▶ _Brano scelto_:
Abbiamo altresì sottovalutato il fatto che riducendo l’investimento da parte delle compagnie occidentali nelle fonti fossili, senza riduzione corrispondente della domanda, inevitabilmente le nostre forniture si sarebbero spostate verso altri paesi, in particolare la Russia.

Abbiamo sottovalutato le conseguenze macroeconomiche di una transizione diciamo disordinata, e anche qua potevamo arrivarci. Aumentare vigorosamente i volumi di investimento in una serie di settori (la riconversione dei sistemi elettrici, la riconversione dell’automotive, ecc.) e far fare al mercato una cosa che di per sé non avrebbe fatto, inevitabilmente comporta degli effetti macroeconomici, tra cui possibilmente una riduzione dei consumi. Il che probabilmente va bene, perché è necessario tagliare le emissioni, ma non possiamo far finta che questo non abbia conseguenze: serietà e responsabilità vogliono che siamo consapevoli delle conseguenze di quello che stiamo facendo.

Terzo grande gruppo di cause endogene è l’incomprensione del fatto che i prezzi non hanno solo una funzione redistributiva, ma anche una funzione allocativa, cioè servono per dire che una risorsa è scarsa quindi bisogna consumarne meno e cercarne di più, oppure dire che una risorsa è abbondante e quindi se ne può utilizzare tanta e non serve cercarne di nuova.

Avere negato o ignorato questo fatto porta a dire ai petrolieri: “visto che voi petrolieri siete ricchi, prendo un po’ di soldi e li sposto dall’altra parte” per esempio con la tassa sugli extraprofitti; oppure dire ai produttori di energie rinnovabili: “visto che per effetto del sistema del prezzo marginale sulla borsa elettrica fate un sacco di soldi, bene ne prendo un po’ e li sposto dall’altra parte”. Senza rendersi conto che così facendo, cioè abbassando artificialmente il prezzo da un lato e abbassando artificialmente gli utili dall’altro, si crea una situazione in cui investire nell’aumento della risorsa è meno conveniente e consumare di meno e diventare più efficienti nell’uso dell’energia è meno remunerativo. E quindi abbiamo aggravato il problema anziché risolverlo.

Quarto e ultimo punto tra le ragioni endogene, e arrivo anche al mio ultimo numero, la confusione tra la politica ambientale e la politica industriale: il numero è zero. Ma c’è una differenza tra “zero” e “zero netto”. Se dico che devo fare zero passi vuol dire che devo stare fermo. Se dico che devo fare zero passi netti vuol dire che posso fare un passo a destra e poi uno a sinistra e ritrovarmi nella posizione iniziale. La differenza tra “zero emissioni” e “zero emissioni nette” significa guardare a un mondo in cui nel primo caso diciamo che dobbiamo completamente liberarci da tutto ciò che può produrre emissioni, quindi i fossili; nel secondo, allora diciamo che ci va bene utilizzare i fossili, e quindi mantenere tutta la tecnologia che dipende dal fossile, nella misura in cui riusciamo a ridurne l’impatto ambientale.

▶ _Dati dell'esercizio_:
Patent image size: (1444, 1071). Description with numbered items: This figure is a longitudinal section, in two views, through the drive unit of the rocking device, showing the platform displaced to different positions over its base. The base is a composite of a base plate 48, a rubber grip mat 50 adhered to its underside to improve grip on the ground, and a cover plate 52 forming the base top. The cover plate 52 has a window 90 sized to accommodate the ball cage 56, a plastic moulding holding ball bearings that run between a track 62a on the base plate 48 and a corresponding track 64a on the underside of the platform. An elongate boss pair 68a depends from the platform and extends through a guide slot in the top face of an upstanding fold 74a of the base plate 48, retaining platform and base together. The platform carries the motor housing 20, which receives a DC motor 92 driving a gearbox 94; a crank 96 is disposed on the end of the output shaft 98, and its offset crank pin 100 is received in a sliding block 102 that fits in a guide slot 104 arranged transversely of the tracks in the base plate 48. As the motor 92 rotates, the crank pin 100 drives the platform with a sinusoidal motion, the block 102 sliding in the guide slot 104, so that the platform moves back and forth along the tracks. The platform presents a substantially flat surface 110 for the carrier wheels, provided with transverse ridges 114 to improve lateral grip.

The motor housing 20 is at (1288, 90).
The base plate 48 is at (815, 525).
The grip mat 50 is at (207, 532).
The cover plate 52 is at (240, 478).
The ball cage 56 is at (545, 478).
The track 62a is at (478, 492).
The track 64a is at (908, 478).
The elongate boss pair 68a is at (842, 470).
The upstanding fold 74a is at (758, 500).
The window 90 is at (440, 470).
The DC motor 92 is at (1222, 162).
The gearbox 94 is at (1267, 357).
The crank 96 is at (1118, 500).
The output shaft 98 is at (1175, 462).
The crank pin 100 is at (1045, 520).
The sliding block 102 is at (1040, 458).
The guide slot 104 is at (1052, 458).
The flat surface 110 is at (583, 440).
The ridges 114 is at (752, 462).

▶ _Consegna_:
Rispondi in base al brano sulla transizione energetica.
1. Verso quale paese in particolare si sarebbero spostate le forniture, riducendo gli investimenti occidentali nelle fonti fossili senza ridurre la domanda?
2. Oltre alla funzione redistributiva, quale altra funzione hanno i prezzi?
3. Nell'esempio dei passi, che cosa significa fare zero passi netti?

▶ _Soluzione_:
1. La Russia.
2. Una funzione allocativa.
3. Significa poter fare un passo a destra e poi uno a sinistra e ritrovarsi nella posizione iniziale.